= What is needed =
Give the data below again exactly as it stands. Omit the pictures.

[Records contained in a dataset]
◆ ◆ ◆ ◆ ◆
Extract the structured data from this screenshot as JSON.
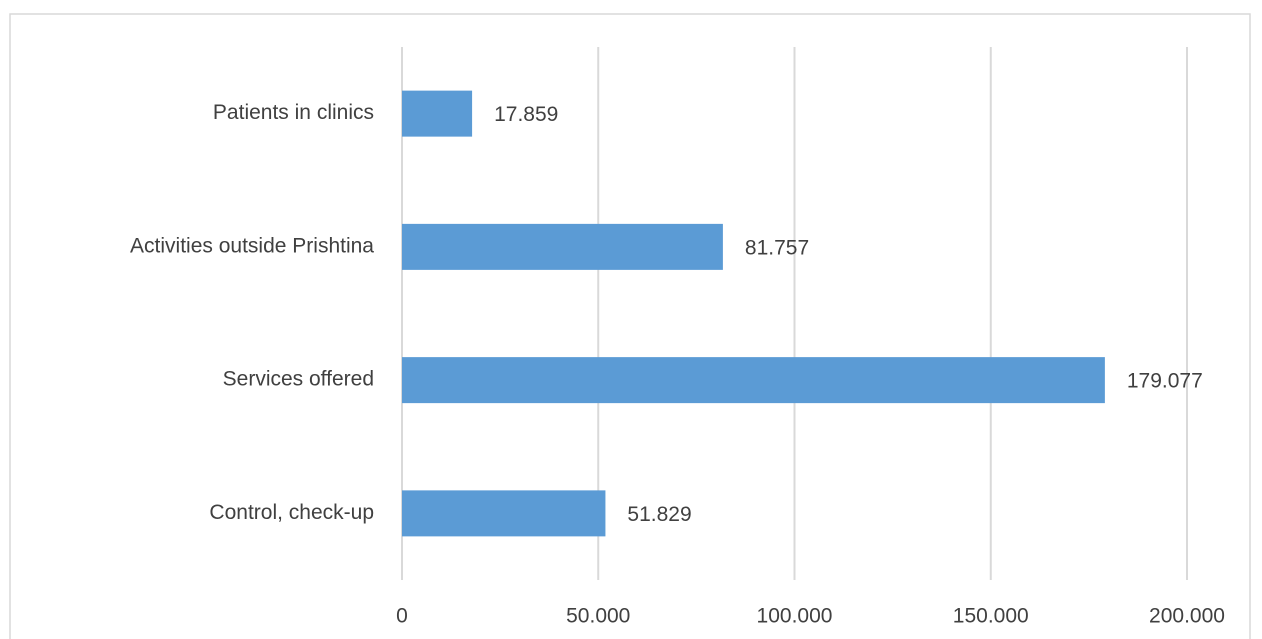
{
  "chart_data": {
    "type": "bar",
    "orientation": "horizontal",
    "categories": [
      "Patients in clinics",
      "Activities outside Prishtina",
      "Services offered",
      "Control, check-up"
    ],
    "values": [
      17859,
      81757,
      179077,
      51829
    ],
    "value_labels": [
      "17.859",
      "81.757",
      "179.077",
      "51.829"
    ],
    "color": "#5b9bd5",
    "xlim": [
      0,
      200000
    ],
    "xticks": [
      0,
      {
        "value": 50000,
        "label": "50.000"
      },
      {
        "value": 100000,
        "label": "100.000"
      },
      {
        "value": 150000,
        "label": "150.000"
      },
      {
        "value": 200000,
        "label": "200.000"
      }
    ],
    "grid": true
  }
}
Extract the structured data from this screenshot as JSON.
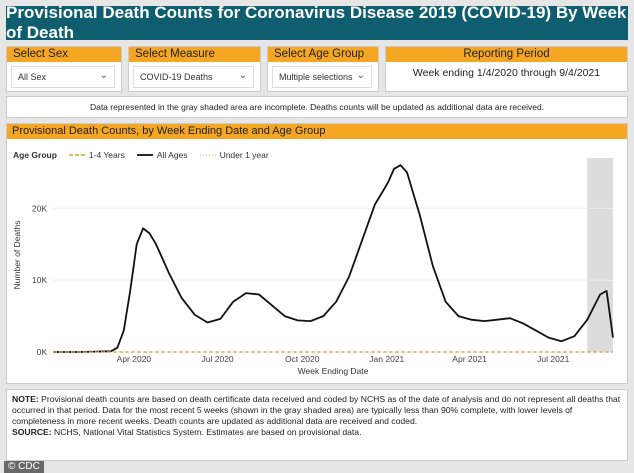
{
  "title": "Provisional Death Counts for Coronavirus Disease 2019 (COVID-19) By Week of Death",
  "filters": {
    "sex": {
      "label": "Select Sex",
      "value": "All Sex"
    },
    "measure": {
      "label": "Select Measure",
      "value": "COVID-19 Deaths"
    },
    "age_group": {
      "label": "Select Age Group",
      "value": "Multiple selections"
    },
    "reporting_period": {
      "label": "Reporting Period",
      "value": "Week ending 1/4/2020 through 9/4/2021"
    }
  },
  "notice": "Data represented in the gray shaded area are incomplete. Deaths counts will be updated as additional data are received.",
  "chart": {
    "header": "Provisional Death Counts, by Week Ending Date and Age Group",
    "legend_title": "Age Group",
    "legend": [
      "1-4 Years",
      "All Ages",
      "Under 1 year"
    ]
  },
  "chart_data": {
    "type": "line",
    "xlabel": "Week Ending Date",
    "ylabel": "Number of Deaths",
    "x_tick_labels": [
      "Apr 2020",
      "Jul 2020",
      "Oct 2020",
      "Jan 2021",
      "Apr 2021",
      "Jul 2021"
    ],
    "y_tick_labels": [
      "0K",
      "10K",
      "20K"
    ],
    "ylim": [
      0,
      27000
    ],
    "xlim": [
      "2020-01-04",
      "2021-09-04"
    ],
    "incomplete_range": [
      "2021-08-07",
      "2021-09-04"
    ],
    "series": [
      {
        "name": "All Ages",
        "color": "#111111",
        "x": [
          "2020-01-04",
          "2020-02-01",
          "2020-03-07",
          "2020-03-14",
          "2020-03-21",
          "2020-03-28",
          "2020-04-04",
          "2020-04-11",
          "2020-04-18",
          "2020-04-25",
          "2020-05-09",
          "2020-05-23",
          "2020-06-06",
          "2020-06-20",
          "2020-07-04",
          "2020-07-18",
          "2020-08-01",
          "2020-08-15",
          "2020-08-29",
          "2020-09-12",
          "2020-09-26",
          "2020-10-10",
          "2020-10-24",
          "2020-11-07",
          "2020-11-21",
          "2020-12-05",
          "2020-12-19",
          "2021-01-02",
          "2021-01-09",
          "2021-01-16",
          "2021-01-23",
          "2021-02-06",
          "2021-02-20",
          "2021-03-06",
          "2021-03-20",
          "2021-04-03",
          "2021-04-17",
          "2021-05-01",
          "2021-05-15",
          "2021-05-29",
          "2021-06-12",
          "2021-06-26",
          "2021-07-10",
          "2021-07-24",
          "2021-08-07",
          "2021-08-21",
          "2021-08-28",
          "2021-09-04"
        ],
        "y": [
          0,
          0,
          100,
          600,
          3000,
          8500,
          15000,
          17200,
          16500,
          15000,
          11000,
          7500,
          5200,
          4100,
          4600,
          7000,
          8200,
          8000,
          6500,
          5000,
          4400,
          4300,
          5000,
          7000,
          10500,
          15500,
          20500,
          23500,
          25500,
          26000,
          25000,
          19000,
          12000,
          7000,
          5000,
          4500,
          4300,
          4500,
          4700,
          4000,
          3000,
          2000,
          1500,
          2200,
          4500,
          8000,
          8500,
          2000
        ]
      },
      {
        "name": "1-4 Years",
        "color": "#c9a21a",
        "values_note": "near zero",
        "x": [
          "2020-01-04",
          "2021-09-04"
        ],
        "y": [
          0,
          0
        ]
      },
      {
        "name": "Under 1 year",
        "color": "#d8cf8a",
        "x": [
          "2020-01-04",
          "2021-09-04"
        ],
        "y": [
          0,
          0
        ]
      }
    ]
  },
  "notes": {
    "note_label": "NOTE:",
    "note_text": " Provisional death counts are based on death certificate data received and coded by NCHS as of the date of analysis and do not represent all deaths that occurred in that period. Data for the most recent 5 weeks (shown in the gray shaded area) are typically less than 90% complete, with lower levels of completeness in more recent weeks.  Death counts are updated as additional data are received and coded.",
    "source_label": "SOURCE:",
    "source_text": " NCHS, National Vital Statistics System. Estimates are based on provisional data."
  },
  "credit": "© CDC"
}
◆ ◆ ◆ ◆ ◆
= Result for this exercise =
Extract the structured data from this screenshot as JSON.
{
  "chart_data": {
    "type": "bar",
    "orientation": "horizontal",
    "categories": [
      "Patients in clinics",
      "Activities outside Prishtina",
      "Services offered",
      "Control, check-up"
    ],
    "values": [
      17859,
      81757,
      179077,
      51829
    ],
    "value_labels": [
      "17.859",
      "81.757",
      "179.077",
      "51.829"
    ],
    "color": "#5b9bd5",
    "xlim": [
      0,
      200000
    ],
    "xticks": [
      0,
      {
        "value": 50000,
        "label": "50.000"
      },
      {
        "value": 100000,
        "label": "100.000"
      },
      {
        "value": 150000,
        "label": "150.000"
      },
      {
        "value": 200000,
        "label": "200.000"
      }
    ],
    "grid": true
  }
}
Extract the structured data from this screenshot as JSON.
{
  "title": "Provisional Death Counts for Coronavirus Disease 2019 (COVID-19) By Week of Death",
  "filters": {
    "sex": {
      "label": "Select Sex",
      "value": "All Sex"
    },
    "measure": {
      "label": "Select Measure",
      "value": "COVID-19 Deaths"
    },
    "age_group": {
      "label": "Select Age Group",
      "value": "Multiple selections"
    },
    "reporting_period": {
      "label": "Reporting Period",
      "value": "Week ending 1/4/2020 through 9/4/2021"
    }
  },
  "notice": "Data represented in the gray shaded area are incomplete. Deaths counts will be updated as additional data are received.",
  "chart": {
    "header": "Provisional Death Counts, by Week Ending Date and Age Group",
    "legend_title": "Age Group",
    "legend": [
      "1-4 Years",
      "All Ages",
      "Under 1 year"
    ]
  },
  "chart_data": {
    "type": "line",
    "xlabel": "Week Ending Date",
    "ylabel": "Number of Deaths",
    "x_tick_labels": [
      "Apr 2020",
      "Jul 2020",
      "Oct 2020",
      "Jan 2021",
      "Apr 2021",
      "Jul 2021"
    ],
    "y_tick_labels": [
      "0K",
      "10K",
      "20K"
    ],
    "ylim": [
      0,
      27000
    ],
    "xlim": [
      "2020-01-04",
      "2021-09-04"
    ],
    "incomplete_range": [
      "2021-08-07",
      "2021-09-04"
    ],
    "series": [
      {
        "name": "All Ages",
        "color": "#111111",
        "x": [
          "2020-01-04",
          "2020-02-01",
          "2020-03-07",
          "2020-03-14",
          "2020-03-21",
          "2020-03-28",
          "2020-04-04",
          "2020-04-11",
          "2020-04-18",
          "2020-04-25",
          "2020-05-09",
          "2020-05-23",
          "2020-06-06",
          "2020-06-20",
          "2020-07-04",
          "2020-07-18",
          "2020-08-01",
          "2020-08-15",
          "2020-08-29",
          "2020-09-12",
          "2020-09-26",
          "2020-10-10",
          "2020-10-24",
          "2020-11-07",
          "2020-11-21",
          "2020-12-05",
          "2020-12-19",
          "2021-01-02",
          "2021-01-09",
          "2021-01-16",
          "2021-01-23",
          "2021-02-06",
          "2021-02-20",
          "2021-03-06",
          "2021-03-20",
          "2021-04-03",
          "2021-04-17",
          "2021-05-01",
          "2021-05-15",
          "2021-05-29",
          "2021-06-12",
          "2021-06-26",
          "2021-07-10",
          "2021-07-24",
          "2021-08-07",
          "2021-08-21",
          "2021-08-28",
          "2021-09-04"
        ],
        "y": [
          0,
          0,
          100,
          600,
          3000,
          8500,
          15000,
          17200,
          16500,
          15000,
          11000,
          7500,
          5200,
          4100,
          4600,
          7000,
          8200,
          8000,
          6500,
          5000,
          4400,
          4300,
          5000,
          7000,
          10500,
          15500,
          20500,
          23500,
          25500,
          26000,
          25000,
          19000,
          12000,
          7000,
          5000,
          4500,
          4300,
          4500,
          4700,
          4000,
          3000,
          2000,
          1500,
          2200,
          4500,
          8000,
          8500,
          2000
        ]
      },
      {
        "name": "1-4 Years",
        "color": "#c9a21a",
        "values_note": "near zero",
        "x": [
          "2020-01-04",
          "2021-09-04"
        ],
        "y": [
          0,
          0
        ]
      },
      {
        "name": "Under 1 year",
        "color": "#d8cf8a",
        "x": [
          "2020-01-04",
          "2021-09-04"
        ],
        "y": [
          0,
          0
        ]
      }
    ]
  },
  "notes": {
    "note_label": "NOTE:",
    "note_text": " Provisional death counts are based on death certificate data received and coded by NCHS as of the date of analysis and do not represent all deaths that occurred in that period. Data for the most recent 5 weeks (shown in the gray shaded area) are typically less than 90% complete, with lower levels of completeness in more recent weeks.  Death counts are updated as additional data are received and coded.",
    "source_label": "SOURCE:",
    "source_text": " NCHS, National Vital Statistics System. Estimates are based on provisional data."
  },
  "credit": "© CDC"
}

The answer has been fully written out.